* [WRITTEN PROBLEM]:
List each line in which the string "height" appears.

begin DATASET EXTRACT

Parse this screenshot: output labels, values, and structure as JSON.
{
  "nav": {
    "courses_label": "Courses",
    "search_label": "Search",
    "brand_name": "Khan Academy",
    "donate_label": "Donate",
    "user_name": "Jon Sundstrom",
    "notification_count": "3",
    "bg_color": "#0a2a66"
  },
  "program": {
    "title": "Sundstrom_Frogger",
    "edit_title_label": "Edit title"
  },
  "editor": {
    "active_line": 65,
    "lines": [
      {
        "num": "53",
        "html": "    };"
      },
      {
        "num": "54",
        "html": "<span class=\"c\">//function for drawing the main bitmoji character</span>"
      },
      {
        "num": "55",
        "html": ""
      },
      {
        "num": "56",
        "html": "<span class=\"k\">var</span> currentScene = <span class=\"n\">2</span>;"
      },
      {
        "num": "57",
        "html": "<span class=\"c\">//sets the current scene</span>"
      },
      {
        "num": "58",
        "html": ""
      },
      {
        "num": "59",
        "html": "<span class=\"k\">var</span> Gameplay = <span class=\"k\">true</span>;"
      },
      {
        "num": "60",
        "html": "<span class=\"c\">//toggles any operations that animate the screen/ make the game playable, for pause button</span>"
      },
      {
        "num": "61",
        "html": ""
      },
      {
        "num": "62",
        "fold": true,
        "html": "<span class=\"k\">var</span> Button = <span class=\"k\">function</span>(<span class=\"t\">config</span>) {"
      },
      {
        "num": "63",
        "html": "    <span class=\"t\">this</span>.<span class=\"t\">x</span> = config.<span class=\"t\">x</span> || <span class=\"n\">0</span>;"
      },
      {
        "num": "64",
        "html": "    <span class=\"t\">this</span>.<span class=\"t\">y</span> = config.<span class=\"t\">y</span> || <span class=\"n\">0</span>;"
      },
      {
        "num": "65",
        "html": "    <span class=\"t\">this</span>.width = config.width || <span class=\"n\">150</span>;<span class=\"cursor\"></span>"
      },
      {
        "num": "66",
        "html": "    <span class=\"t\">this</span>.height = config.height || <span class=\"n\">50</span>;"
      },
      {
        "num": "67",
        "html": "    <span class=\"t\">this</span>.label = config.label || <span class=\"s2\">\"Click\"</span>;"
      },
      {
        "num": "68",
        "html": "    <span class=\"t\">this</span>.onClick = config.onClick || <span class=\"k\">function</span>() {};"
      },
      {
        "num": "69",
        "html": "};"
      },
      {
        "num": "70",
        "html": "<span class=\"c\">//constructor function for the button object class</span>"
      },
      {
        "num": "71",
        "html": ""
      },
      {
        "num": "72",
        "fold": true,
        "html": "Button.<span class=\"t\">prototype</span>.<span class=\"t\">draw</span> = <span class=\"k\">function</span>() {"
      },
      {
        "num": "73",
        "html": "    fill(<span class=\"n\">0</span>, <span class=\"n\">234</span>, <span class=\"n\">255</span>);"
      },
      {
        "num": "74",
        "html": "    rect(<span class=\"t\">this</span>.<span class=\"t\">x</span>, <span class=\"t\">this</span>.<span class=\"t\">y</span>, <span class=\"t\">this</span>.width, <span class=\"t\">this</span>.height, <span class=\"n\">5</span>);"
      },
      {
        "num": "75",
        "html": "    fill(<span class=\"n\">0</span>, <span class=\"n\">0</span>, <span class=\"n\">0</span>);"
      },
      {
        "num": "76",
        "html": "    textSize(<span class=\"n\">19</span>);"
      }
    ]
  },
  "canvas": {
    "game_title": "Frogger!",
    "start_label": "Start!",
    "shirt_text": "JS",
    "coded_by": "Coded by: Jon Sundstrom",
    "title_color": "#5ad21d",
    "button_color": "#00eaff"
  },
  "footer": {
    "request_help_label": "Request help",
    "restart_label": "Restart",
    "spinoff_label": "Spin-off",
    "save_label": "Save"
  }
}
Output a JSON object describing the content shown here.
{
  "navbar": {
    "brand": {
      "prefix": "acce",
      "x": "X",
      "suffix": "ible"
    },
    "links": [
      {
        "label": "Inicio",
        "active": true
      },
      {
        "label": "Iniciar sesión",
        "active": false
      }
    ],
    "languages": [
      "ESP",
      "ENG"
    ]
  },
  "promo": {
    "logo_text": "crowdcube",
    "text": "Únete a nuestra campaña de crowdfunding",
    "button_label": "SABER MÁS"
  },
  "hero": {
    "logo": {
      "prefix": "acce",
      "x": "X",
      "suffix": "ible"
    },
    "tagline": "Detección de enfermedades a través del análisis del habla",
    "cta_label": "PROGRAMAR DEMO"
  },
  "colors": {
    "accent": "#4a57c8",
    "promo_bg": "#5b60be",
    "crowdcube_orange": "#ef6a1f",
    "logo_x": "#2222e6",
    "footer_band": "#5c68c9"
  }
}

end DATASET EXTRACT

* [WRITTEN RESPONSE]:
        "html": "    <span class=\"t\">this</span>.height = config.height || <span class=\"n\">50</span>;"
        "html": "    rect(<span class=\"t\">this</span>.<span class=\"t\">x</span>, <span class=\"t\">this</span>.<span class=\"t\">y</span>, <span class=\"t\">this</span>.width, <span class=\"t\">this</span>.height, <span class=\"n\">5</span>);"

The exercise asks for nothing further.